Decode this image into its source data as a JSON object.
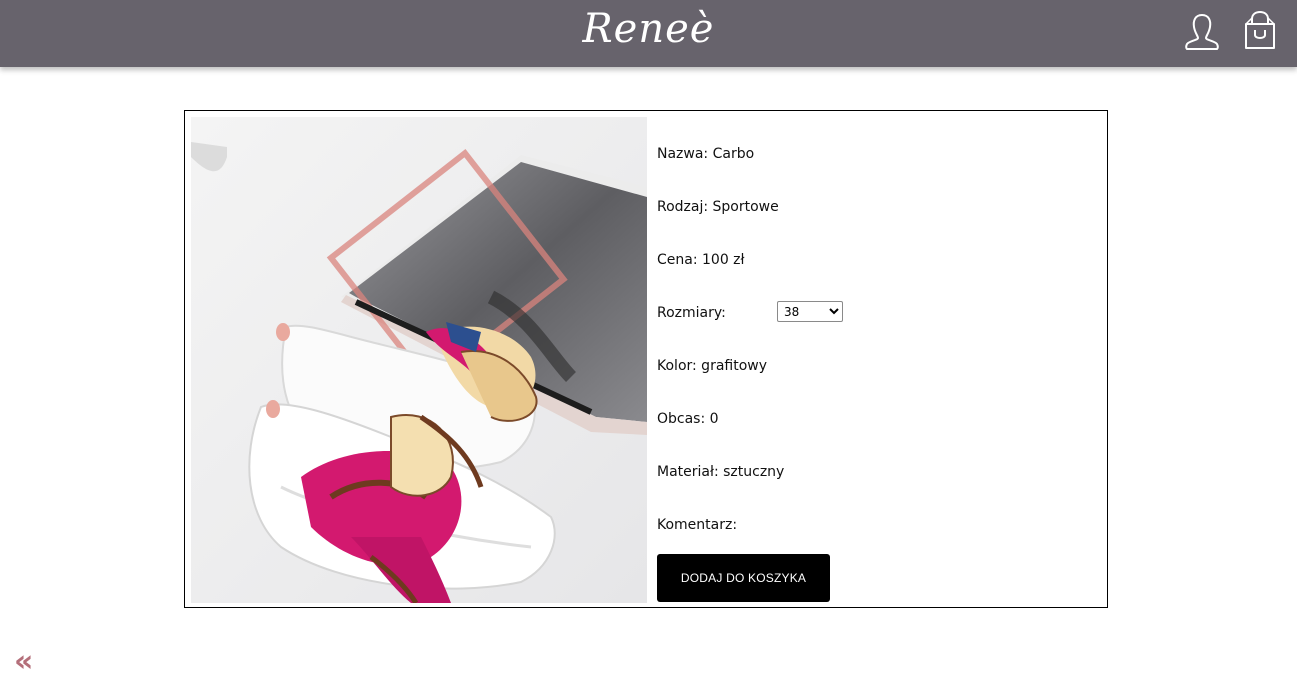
{
  "header": {
    "logo": "Reneè",
    "user_icon": "user-icon",
    "cart_icon": "shopping-bag-icon"
  },
  "product": {
    "image_icon": "product-photo",
    "details": [
      "Nazwa: Carbo",
      "Rodzaj: Sportowe",
      "Cena: 100 zł",
      "Rozmiary:",
      "Kolor: grafitowy",
      "Obcas: 0",
      "Materiał: sztuczny",
      "Komentarz:"
    ],
    "size_selected": "38",
    "add_button": "DODAJ DO KOSZYKA"
  },
  "nav": {
    "back": "«"
  },
  "colors": {
    "header_bg": "#67636c",
    "button_bg": "#000000",
    "back_arrow": "#b46f7a"
  }
}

### What to work on
Keep every word of the data as it is when you write it out, but drop the pictures.

### The solution
Decode this image into its source data as a JSON object.
{
  "header": {
    "logo": "Reneè",
    "user_icon": "user-icon",
    "cart_icon": "shopping-bag-icon"
  },
  "product": {
    "image_icon": "product-photo",
    "details": [
      "Nazwa: Carbo",
      "Rodzaj: Sportowe",
      "Cena: 100 zł",
      "Rozmiary:",
      "Kolor: grafitowy",
      "Obcas: 0",
      "Materiał: sztuczny",
      "Komentarz:"
    ],
    "size_selected": "38",
    "add_button": "DODAJ DO KOSZYKA"
  },
  "nav": {
    "back": "«"
  },
  "colors": {
    "header_bg": "#67636c",
    "button_bg": "#000000",
    "back_arrow": "#b46f7a"
  }
}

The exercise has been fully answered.